▶ WHAT NEEDS TO BE DONE: Search the data for the word "нфᵇе". Reproduce every line where it is found.

[Data entries]
## BEGIN
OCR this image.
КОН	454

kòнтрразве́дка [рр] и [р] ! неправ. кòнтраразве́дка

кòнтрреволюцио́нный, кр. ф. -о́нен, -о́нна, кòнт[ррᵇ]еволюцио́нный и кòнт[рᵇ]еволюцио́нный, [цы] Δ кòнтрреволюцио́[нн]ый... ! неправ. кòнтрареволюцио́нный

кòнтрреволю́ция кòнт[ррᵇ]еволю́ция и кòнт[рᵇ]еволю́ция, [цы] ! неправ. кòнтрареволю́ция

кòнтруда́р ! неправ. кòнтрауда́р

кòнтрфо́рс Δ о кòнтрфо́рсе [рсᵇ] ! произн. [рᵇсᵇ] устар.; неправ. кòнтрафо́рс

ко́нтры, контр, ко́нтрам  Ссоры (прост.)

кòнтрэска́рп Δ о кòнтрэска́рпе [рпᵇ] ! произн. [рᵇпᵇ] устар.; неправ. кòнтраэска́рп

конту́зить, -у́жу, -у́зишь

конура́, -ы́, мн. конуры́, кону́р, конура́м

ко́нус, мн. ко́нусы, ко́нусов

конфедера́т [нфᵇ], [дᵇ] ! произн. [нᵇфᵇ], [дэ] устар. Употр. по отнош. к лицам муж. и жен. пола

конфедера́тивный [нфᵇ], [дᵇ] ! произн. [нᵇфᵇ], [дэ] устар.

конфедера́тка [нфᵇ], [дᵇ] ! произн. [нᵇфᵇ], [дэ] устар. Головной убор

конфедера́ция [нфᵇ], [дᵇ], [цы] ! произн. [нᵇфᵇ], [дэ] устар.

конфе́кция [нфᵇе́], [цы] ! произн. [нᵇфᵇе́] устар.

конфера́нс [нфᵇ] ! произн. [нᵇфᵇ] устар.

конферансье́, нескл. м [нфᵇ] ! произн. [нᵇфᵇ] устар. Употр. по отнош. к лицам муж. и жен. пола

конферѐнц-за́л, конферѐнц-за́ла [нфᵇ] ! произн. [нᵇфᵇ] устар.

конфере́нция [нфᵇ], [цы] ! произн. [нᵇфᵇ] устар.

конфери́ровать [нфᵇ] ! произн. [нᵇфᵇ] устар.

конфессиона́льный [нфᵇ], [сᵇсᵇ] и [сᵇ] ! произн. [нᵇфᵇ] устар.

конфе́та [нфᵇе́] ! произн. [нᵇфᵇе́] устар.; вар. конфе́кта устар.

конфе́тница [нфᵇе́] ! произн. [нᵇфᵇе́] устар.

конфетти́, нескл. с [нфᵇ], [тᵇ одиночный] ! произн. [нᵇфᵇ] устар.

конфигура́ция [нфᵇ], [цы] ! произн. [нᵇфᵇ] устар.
## END
▶ ANSWER TO THIS EXERCISE:
конфе́кция [нфᵇе́], [цы] ! произн. [нᵇфᵇе́] устар.
конфе́та [нфᵇе́] ! произн. [нᵇфᵇе́] устар.; вар. конфе́кта устар.
конфе́тница [нфᵇе́] ! произн. [нᵇфᵇе́] устар.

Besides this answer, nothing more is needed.